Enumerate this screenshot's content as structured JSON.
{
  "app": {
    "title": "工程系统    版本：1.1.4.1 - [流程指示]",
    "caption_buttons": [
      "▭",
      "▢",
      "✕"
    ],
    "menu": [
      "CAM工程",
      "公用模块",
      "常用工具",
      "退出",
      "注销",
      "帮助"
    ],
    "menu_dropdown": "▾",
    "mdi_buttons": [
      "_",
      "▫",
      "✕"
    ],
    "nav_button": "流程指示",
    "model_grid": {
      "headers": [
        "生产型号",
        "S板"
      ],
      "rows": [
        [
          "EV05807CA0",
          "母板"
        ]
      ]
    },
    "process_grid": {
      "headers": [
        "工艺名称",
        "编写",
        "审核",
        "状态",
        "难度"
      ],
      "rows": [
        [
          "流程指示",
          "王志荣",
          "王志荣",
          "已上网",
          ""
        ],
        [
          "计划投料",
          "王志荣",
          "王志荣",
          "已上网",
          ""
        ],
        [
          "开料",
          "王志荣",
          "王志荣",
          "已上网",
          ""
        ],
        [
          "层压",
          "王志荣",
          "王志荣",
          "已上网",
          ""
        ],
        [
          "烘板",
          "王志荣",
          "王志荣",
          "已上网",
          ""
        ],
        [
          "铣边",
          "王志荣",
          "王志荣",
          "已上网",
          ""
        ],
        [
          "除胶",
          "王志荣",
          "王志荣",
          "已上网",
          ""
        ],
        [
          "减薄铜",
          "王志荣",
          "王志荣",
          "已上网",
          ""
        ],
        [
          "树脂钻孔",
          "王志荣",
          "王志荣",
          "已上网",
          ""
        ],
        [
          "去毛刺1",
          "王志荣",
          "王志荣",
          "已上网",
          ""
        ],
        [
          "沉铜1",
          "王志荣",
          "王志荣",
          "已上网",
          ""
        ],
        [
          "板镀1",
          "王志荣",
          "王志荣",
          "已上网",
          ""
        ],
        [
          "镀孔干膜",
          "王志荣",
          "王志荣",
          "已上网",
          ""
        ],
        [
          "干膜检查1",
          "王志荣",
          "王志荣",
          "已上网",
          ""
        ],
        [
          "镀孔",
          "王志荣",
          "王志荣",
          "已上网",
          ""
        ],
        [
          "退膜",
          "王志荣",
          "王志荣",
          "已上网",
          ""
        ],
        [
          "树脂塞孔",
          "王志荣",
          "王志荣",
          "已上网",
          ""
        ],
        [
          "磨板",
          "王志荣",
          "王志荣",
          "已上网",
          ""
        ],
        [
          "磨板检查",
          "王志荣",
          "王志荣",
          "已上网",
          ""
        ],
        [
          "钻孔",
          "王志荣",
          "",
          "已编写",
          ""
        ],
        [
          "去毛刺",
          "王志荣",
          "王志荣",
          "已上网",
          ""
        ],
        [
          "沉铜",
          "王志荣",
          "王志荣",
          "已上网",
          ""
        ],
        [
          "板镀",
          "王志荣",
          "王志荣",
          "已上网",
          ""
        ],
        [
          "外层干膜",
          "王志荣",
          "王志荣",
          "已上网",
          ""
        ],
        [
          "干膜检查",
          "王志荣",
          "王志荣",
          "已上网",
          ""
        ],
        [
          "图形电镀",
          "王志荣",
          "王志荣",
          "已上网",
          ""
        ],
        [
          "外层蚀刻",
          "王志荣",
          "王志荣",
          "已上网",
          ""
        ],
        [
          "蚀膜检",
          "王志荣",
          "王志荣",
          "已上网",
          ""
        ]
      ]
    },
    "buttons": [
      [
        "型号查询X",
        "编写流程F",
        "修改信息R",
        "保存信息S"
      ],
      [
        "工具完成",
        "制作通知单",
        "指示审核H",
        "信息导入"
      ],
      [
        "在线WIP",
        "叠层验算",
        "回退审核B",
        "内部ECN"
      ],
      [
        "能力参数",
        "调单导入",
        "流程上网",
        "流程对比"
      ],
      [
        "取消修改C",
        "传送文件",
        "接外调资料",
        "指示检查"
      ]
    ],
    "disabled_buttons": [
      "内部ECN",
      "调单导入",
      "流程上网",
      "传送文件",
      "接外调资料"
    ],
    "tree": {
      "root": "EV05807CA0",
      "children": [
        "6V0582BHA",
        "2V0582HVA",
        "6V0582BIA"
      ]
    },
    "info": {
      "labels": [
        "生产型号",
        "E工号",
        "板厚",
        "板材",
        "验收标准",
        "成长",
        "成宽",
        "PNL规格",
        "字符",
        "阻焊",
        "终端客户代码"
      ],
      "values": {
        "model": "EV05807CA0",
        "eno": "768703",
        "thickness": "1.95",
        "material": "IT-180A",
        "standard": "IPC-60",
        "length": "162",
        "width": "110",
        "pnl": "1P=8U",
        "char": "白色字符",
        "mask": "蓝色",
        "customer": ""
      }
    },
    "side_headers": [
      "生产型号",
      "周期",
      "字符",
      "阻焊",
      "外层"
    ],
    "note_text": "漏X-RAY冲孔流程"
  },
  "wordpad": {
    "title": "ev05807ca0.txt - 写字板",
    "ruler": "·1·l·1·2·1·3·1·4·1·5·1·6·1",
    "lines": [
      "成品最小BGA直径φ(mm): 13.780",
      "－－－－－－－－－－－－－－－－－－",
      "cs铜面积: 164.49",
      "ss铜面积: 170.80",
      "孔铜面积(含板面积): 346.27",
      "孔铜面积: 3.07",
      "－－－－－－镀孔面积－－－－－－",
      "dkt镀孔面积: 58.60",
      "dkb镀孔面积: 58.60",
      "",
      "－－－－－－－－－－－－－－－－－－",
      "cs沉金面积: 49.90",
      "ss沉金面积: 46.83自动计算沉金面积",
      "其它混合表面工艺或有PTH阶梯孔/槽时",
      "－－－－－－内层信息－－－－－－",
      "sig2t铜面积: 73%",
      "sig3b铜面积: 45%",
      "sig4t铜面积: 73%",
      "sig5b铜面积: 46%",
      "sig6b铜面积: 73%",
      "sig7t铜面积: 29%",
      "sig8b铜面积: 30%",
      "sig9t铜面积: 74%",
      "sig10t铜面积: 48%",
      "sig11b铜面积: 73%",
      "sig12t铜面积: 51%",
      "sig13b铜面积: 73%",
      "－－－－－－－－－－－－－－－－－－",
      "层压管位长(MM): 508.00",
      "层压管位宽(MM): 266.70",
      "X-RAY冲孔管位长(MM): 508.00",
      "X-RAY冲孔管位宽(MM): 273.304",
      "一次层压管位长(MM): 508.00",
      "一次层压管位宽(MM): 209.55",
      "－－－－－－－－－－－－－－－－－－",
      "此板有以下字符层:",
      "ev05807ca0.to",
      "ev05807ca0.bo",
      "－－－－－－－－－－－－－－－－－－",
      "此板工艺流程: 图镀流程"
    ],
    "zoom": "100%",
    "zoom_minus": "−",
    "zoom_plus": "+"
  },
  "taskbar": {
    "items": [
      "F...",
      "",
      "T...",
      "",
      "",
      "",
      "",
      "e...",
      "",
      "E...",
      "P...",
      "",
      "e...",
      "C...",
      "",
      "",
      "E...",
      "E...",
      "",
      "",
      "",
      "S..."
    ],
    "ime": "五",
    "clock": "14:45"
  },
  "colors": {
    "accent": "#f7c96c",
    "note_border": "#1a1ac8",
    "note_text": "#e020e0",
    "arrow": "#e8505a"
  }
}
=-=-=-=-=
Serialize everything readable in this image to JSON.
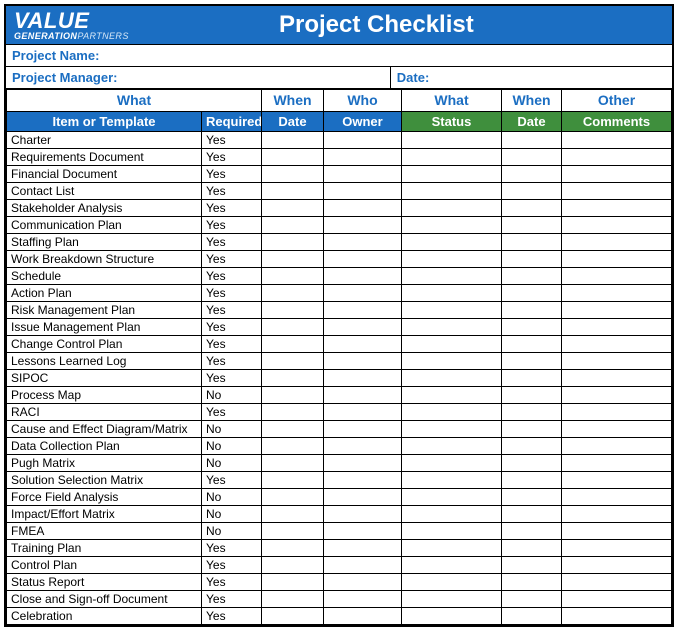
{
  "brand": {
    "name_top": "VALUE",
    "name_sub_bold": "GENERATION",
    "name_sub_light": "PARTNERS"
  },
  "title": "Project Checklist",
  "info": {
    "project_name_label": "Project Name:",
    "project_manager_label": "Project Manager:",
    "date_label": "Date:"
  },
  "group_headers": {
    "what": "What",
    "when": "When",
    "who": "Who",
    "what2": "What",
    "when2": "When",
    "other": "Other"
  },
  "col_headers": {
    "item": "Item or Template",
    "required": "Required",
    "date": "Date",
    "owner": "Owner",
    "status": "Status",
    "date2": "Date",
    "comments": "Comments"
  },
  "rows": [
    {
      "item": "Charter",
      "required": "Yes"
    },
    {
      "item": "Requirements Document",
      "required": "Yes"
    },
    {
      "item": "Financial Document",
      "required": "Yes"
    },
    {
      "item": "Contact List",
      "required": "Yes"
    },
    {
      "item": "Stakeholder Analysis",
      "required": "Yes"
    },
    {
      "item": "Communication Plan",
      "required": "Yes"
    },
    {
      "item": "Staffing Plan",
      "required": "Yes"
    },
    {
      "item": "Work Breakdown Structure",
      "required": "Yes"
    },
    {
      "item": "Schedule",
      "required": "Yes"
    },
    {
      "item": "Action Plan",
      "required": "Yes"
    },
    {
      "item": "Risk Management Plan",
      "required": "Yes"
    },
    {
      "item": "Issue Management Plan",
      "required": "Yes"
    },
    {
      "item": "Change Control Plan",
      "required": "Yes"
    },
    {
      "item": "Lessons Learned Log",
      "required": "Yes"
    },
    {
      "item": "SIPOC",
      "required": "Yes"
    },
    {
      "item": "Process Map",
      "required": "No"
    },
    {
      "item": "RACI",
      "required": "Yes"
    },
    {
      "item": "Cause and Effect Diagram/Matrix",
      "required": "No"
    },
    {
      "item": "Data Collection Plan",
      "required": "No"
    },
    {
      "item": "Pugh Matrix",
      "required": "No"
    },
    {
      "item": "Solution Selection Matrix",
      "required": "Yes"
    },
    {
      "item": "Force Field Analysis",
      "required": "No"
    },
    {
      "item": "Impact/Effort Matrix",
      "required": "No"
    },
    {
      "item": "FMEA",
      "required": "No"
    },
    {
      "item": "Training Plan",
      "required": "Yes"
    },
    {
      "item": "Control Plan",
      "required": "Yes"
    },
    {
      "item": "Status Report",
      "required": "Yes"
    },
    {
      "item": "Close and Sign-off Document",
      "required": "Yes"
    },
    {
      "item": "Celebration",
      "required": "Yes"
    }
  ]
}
=-=-=-=-=
→ **What the task asks**
Pull out every line in the material above where "this" occurs.

→ **Result of the exercise**
Enumerate this screenshot's content as structured JSON.
Serialize everything readable in this image to JSON.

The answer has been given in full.